**Do this:**
Write out the listing exactly as it is given.
──────────
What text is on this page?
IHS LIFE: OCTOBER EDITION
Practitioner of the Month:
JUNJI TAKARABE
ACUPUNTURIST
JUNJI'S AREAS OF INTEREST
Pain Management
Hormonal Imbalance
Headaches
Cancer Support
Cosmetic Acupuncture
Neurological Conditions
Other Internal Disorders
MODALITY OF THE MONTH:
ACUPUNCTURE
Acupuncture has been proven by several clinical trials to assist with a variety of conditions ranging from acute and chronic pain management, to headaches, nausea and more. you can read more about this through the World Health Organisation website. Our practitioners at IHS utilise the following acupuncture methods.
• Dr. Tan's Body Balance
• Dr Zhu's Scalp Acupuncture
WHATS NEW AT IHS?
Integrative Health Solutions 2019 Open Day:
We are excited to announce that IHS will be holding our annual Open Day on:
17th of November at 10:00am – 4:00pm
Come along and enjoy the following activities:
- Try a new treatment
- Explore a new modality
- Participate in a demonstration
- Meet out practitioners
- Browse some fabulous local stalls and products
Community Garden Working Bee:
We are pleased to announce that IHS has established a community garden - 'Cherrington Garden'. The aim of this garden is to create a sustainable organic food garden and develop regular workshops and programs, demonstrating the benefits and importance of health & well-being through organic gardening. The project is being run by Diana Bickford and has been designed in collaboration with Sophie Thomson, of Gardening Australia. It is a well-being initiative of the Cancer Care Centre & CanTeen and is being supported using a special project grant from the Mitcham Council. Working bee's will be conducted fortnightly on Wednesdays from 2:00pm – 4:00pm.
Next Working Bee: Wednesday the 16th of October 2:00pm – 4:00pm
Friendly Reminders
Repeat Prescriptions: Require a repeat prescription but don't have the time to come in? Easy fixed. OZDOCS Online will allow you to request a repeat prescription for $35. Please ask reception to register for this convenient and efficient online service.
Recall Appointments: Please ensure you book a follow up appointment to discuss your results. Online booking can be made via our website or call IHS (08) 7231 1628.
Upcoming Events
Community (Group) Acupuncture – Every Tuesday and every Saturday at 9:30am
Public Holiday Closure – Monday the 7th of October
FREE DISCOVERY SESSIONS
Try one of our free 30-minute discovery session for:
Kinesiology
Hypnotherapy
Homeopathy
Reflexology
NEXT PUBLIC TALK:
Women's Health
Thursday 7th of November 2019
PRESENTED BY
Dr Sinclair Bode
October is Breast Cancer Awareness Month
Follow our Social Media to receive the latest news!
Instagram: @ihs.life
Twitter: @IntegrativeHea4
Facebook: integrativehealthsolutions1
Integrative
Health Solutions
──────────
**Exercise response:**
What text is on this page?
IHS LIFE: OCTOBER EDITION
Practitioner of the Month:
JUNJI TAKARABE
ACUPUNTURIST
JUNJI'S AREAS OF INTEREST
Pain Management
Hormonal Imbalance
Headaches
Cancer Support
Cosmetic Acupuncture
Neurological Conditions
Other Internal Disorders
MODALITY OF THE MONTH:
ACUPUNCTURE
Acupuncture has been proven by several clinical trials to assist with a variety of conditions ranging from acute and chronic pain management, to headaches, nausea and more. you can read more about this through the World Health Organisation website. Our practitioners at IHS utilise the following acupuncture methods.
• Dr. Tan's Body Balance
• Dr Zhu's Scalp Acupuncture
WHATS NEW AT IHS?
Integrative Health Solutions 2019 Open Day:
We are excited to announce that IHS will be holding our annual Open Day on:
17th of November at 10:00am – 4:00pm
Come along and enjoy the following activities:
- Try a new treatment
- Explore a new modality
- Participate in a demonstration
- Meet out practitioners
- Browse some fabulous local stalls and products
Community Garden Working Bee:
We are pleased to announce that IHS has established a community garden - 'Cherrington Garden'. The aim of this garden is to create a sustainable organic food garden and develop regular workshops and programs, demonstrating the benefits and importance of health & well-being through organic gardening. The project is being run by Diana Bickford and has been designed in collaboration with Sophie Thomson, of Gardening Australia. It is a well-being initiative of the Cancer Care Centre & CanTeen and is being supported using a special project grant from the Mitcham Council. Working bee's will be conducted fortnightly on Wednesdays from 2:00pm – 4:00pm.
Next Working Bee: Wednesday the 16th of October 2:00pm – 4:00pm
Friendly Reminders
Repeat Prescriptions: Require a repeat prescription but don't have the time to come in? Easy fixed. OZDOCS Online will allow you to request a repeat prescription for $35. Please ask reception to register for this convenient and efficient online service.
Recall Appointments: Please ensure you book a follow up appointment to discuss your results. Online booking can be made via our website or call IHS (08) 7231 1628.
Upcoming Events
Community (Group) Acupuncture – Every Tuesday and every Saturday at 9:30am
Public Holiday Closure – Monday the 7th of October
FREE DISCOVERY SESSIONS
Try one of our free 30-minute discovery session for:
Kinesiology
Hypnotherapy
Homeopathy
Reflexology
NEXT PUBLIC TALK:
Women's Health
Thursday 7th of November 2019
PRESENTED BY
Dr Sinclair Bode
October is Breast Cancer Awareness Month
Follow our Social Media to receive the latest news!
Instagram: @ihs.life
Twitter: @IntegrativeHea4
Facebook: integrativehealthsolutions1
Integrative
Health Solutions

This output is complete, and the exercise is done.